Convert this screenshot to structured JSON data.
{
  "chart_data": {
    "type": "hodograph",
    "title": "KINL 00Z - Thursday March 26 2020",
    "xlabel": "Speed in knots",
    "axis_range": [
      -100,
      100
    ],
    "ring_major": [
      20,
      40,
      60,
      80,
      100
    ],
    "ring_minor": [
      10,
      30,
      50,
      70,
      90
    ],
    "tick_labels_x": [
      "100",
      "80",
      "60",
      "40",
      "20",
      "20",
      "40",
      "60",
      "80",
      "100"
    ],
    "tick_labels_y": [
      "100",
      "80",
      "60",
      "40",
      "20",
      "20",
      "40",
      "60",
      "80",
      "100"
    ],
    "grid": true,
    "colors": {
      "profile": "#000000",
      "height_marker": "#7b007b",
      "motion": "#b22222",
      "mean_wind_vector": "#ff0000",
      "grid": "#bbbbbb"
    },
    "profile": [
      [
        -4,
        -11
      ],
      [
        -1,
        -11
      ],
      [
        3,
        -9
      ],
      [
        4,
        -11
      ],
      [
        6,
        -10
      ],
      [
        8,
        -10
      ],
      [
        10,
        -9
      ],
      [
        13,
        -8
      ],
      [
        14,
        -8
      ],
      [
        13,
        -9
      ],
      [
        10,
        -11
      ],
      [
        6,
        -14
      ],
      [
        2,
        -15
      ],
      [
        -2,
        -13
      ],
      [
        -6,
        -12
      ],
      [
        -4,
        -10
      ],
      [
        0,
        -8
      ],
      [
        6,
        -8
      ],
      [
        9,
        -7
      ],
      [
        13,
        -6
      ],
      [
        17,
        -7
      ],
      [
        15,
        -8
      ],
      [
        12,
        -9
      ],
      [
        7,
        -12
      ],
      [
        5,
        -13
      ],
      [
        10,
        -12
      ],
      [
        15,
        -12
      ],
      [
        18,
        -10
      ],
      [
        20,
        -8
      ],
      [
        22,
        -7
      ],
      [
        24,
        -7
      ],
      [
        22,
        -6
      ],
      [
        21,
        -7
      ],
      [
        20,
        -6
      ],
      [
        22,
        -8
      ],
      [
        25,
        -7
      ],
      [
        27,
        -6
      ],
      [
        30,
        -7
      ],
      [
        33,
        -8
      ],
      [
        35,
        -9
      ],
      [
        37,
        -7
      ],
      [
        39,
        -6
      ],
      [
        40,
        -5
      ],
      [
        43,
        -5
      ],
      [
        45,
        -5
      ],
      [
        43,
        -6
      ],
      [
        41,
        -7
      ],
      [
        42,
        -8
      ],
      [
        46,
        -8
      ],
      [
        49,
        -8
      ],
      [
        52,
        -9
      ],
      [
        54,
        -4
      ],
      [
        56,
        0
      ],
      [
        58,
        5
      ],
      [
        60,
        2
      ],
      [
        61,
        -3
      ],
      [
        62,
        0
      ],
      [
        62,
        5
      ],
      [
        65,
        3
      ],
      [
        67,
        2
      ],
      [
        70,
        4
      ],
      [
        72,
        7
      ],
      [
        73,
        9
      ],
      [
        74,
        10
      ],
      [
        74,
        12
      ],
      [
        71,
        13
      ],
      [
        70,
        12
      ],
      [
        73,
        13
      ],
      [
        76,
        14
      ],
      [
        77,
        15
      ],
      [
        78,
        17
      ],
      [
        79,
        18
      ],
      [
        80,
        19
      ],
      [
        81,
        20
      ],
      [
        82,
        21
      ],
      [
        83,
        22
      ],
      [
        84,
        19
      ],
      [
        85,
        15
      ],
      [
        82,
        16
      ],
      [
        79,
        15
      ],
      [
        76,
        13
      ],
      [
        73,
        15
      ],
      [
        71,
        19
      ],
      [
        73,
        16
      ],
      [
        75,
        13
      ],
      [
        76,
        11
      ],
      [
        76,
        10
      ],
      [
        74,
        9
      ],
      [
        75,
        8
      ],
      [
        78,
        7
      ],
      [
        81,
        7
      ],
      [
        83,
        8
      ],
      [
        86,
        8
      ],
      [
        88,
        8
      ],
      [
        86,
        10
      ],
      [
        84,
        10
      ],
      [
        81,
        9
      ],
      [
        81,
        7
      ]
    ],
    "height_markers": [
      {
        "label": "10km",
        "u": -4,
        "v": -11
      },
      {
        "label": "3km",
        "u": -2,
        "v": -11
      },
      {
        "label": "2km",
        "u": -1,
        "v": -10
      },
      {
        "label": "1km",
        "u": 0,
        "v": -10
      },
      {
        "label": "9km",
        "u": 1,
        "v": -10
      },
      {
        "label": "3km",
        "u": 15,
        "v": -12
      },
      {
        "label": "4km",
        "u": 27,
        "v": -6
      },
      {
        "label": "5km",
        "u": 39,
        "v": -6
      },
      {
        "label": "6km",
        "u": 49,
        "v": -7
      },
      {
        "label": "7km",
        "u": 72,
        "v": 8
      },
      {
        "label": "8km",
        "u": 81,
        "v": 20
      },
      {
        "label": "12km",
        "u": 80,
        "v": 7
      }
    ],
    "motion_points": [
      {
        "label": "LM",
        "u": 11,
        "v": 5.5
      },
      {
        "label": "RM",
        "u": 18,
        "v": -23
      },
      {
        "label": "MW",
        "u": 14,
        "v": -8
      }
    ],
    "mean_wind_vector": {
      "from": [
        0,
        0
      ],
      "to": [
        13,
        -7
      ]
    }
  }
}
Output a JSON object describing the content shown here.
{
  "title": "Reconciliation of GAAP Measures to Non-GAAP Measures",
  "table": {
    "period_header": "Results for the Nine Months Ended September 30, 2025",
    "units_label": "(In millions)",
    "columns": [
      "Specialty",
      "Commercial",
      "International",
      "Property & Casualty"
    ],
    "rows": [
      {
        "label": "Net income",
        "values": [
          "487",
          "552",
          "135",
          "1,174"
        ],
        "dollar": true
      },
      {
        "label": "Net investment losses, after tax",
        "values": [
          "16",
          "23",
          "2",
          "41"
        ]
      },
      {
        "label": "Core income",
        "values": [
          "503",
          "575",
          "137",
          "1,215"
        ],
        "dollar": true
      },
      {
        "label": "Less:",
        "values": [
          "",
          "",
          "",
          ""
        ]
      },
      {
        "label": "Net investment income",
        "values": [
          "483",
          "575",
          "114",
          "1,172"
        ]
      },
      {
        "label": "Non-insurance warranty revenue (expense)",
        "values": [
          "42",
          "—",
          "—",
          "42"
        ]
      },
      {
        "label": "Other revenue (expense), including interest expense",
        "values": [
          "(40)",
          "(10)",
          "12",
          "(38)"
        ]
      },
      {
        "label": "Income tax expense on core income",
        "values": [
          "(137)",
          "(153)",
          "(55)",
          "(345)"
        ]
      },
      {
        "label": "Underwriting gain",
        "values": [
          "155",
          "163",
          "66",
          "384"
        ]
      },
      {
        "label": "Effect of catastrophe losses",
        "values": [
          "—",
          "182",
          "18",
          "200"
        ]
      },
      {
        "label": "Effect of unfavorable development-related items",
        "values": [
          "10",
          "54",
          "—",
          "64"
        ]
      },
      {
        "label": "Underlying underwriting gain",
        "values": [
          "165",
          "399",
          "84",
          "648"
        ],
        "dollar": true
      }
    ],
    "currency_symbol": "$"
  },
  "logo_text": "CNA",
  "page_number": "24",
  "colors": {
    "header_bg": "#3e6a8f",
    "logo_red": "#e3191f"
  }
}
────────
▶ _Problem details_
Repeat the data precisely, line by line.

▶ _The output_
Convert this screenshot to structured JSON data.
{
  "chart_data": {
    "type": "hodograph",
    "title": "KINL 00Z - Thursday March 26 2020",
    "xlabel": "Speed in knots",
    "axis_range": [
      -100,
      100
    ],
    "ring_major": [
      20,
      40,
      60,
      80,
      100
    ],
    "ring_minor": [
      10,
      30,
      50,
      70,
      90
    ],
    "tick_labels_x": [
      "100",
      "80",
      "60",
      "40",
      "20",
      "20",
      "40",
      "60",
      "80",
      "100"
    ],
    "tick_labels_y": [
      "100",
      "80",
      "60",
      "40",
      "20",
      "20",
      "40",
      "60",
      "80",
      "100"
    ],
    "grid": true,
    "colors": {
      "profile": "#000000",
      "height_marker": "#7b007b",
      "motion": "#b22222",
      "mean_wind_vector": "#ff0000",
      "grid": "#bbbbbb"
    },
    "profile": [
      [
        -4,
        -11
      ],
      [
        -1,
        -11
      ],
      [
        3,
        -9
      ],
      [
        4,
        -11
      ],
      [
        6,
        -10
      ],
      [
        8,
        -10
      ],
      [
        10,
        -9
      ],
      [
        13,
        -8
      ],
      [
        14,
        -8
      ],
      [
        13,
        -9
      ],
      [
        10,
        -11
      ],
      [
        6,
        -14
      ],
      [
        2,
        -15
      ],
      [
        -2,
        -13
      ],
      [
        -6,
        -12
      ],
      [
        -4,
        -10
      ],
      [
        0,
        -8
      ],
      [
        6,
        -8
      ],
      [
        9,
        -7
      ],
      [
        13,
        -6
      ],
      [
        17,
        -7
      ],
      [
        15,
        -8
      ],
      [
        12,
        -9
      ],
      [
        7,
        -12
      ],
      [
        5,
        -13
      ],
      [
        10,
        -12
      ],
      [
        15,
        -12
      ],
      [
        18,
        -10
      ],
      [
        20,
        -8
      ],
      [
        22,
        -7
      ],
      [
        24,
        -7
      ],
      [
        22,
        -6
      ],
      [
        21,
        -7
      ],
      [
        20,
        -6
      ],
      [
        22,
        -8
      ],
      [
        25,
        -7
      ],
      [
        27,
        -6
      ],
      [
        30,
        -7
      ],
      [
        33,
        -8
      ],
      [
        35,
        -9
      ],
      [
        37,
        -7
      ],
      [
        39,
        -6
      ],
      [
        40,
        -5
      ],
      [
        43,
        -5
      ],
      [
        45,
        -5
      ],
      [
        43,
        -6
      ],
      [
        41,
        -7
      ],
      [
        42,
        -8
      ],
      [
        46,
        -8
      ],
      [
        49,
        -8
      ],
      [
        52,
        -9
      ],
      [
        54,
        -4
      ],
      [
        56,
        0
      ],
      [
        58,
        5
      ],
      [
        60,
        2
      ],
      [
        61,
        -3
      ],
      [
        62,
        0
      ],
      [
        62,
        5
      ],
      [
        65,
        3
      ],
      [
        67,
        2
      ],
      [
        70,
        4
      ],
      [
        72,
        7
      ],
      [
        73,
        9
      ],
      [
        74,
        10
      ],
      [
        74,
        12
      ],
      [
        71,
        13
      ],
      [
        70,
        12
      ],
      [
        73,
        13
      ],
      [
        76,
        14
      ],
      [
        77,
        15
      ],
      [
        78,
        17
      ],
      [
        79,
        18
      ],
      [
        80,
        19
      ],
      [
        81,
        20
      ],
      [
        82,
        21
      ],
      [
        83,
        22
      ],
      [
        84,
        19
      ],
      [
        85,
        15
      ],
      [
        82,
        16
      ],
      [
        79,
        15
      ],
      [
        76,
        13
      ],
      [
        73,
        15
      ],
      [
        71,
        19
      ],
      [
        73,
        16
      ],
      [
        75,
        13
      ],
      [
        76,
        11
      ],
      [
        76,
        10
      ],
      [
        74,
        9
      ],
      [
        75,
        8
      ],
      [
        78,
        7
      ],
      [
        81,
        7
      ],
      [
        83,
        8
      ],
      [
        86,
        8
      ],
      [
        88,
        8
      ],
      [
        86,
        10
      ],
      [
        84,
        10
      ],
      [
        81,
        9
      ],
      [
        81,
        7
      ]
    ],
    "height_markers": [
      {
        "label": "10km",
        "u": -4,
        "v": -11
      },
      {
        "label": "3km",
        "u": -2,
        "v": -11
      },
      {
        "label": "2km",
        "u": -1,
        "v": -10
      },
      {
        "label": "1km",
        "u": 0,
        "v": -10
      },
      {
        "label": "9km",
        "u": 1,
        "v": -10
      },
      {
        "label": "3km",
        "u": 15,
        "v": -12
      },
      {
        "label": "4km",
        "u": 27,
        "v": -6
      },
      {
        "label": "5km",
        "u": 39,
        "v": -6
      },
      {
        "label": "6km",
        "u": 49,
        "v": -7
      },
      {
        "label": "7km",
        "u": 72,
        "v": 8
      },
      {
        "label": "8km",
        "u": 81,
        "v": 20
      },
      {
        "label": "12km",
        "u": 80,
        "v": 7
      }
    ],
    "motion_points": [
      {
        "label": "LM",
        "u": 11,
        "v": 5.5
      },
      {
        "label": "RM",
        "u": 18,
        "v": -23
      },
      {
        "label": "MW",
        "u": 14,
        "v": -8
      }
    ],
    "mean_wind_vector": {
      "from": [
        0,
        0
      ],
      "to": [
        13,
        -7
      ]
    }
  }
}
Output a JSON object describing the content shown here.
{
  "title": "Reconciliation of GAAP Measures to Non-GAAP Measures",
  "table": {
    "period_header": "Results for the Nine Months Ended September 30, 2025",
    "units_label": "(In millions)",
    "columns": [
      "Specialty",
      "Commercial",
      "International",
      "Property & Casualty"
    ],
    "rows": [
      {
        "label": "Net income",
        "values": [
          "487",
          "552",
          "135",
          "1,174"
        ],
        "dollar": true
      },
      {
        "label": "Net investment losses, after tax",
        "values": [
          "16",
          "23",
          "2",
          "41"
        ]
      },
      {
        "label": "Core income",
        "values": [
          "503",
          "575",
          "137",
          "1,215"
        ],
        "dollar": true
      },
      {
        "label": "Less:",
        "values": [
          "",
          "",
          "",
          ""
        ]
      },
      {
        "label": "Net investment income",
        "values": [
          "483",
          "575",
          "114",
          "1,172"
        ]
      },
      {
        "label": "Non-insurance warranty revenue (expense)",
        "values": [
          "42",
          "—",
          "—",
          "42"
        ]
      },
      {
        "label": "Other revenue (expense), including interest expense",
        "values": [
          "(40)",
          "(10)",
          "12",
          "(38)"
        ]
      },
      {
        "label": "Income tax expense on core income",
        "values": [
          "(137)",
          "(153)",
          "(55)",
          "(345)"
        ]
      },
      {
        "label": "Underwriting gain",
        "values": [
          "155",
          "163",
          "66",
          "384"
        ]
      },
      {
        "label": "Effect of catastrophe losses",
        "values": [
          "—",
          "182",
          "18",
          "200"
        ]
      },
      {
        "label": "Effect of unfavorable development-related items",
        "values": [
          "10",
          "54",
          "—",
          "64"
        ]
      },
      {
        "label": "Underlying underwriting gain",
        "values": [
          "165",
          "399",
          "84",
          "648"
        ],
        "dollar": true
      }
    ],
    "currency_symbol": "$"
  },
  "logo_text": "CNA",
  "page_number": "24",
  "colors": {
    "header_bg": "#3e6a8f",
    "logo_red": "#e3191f"
  }
}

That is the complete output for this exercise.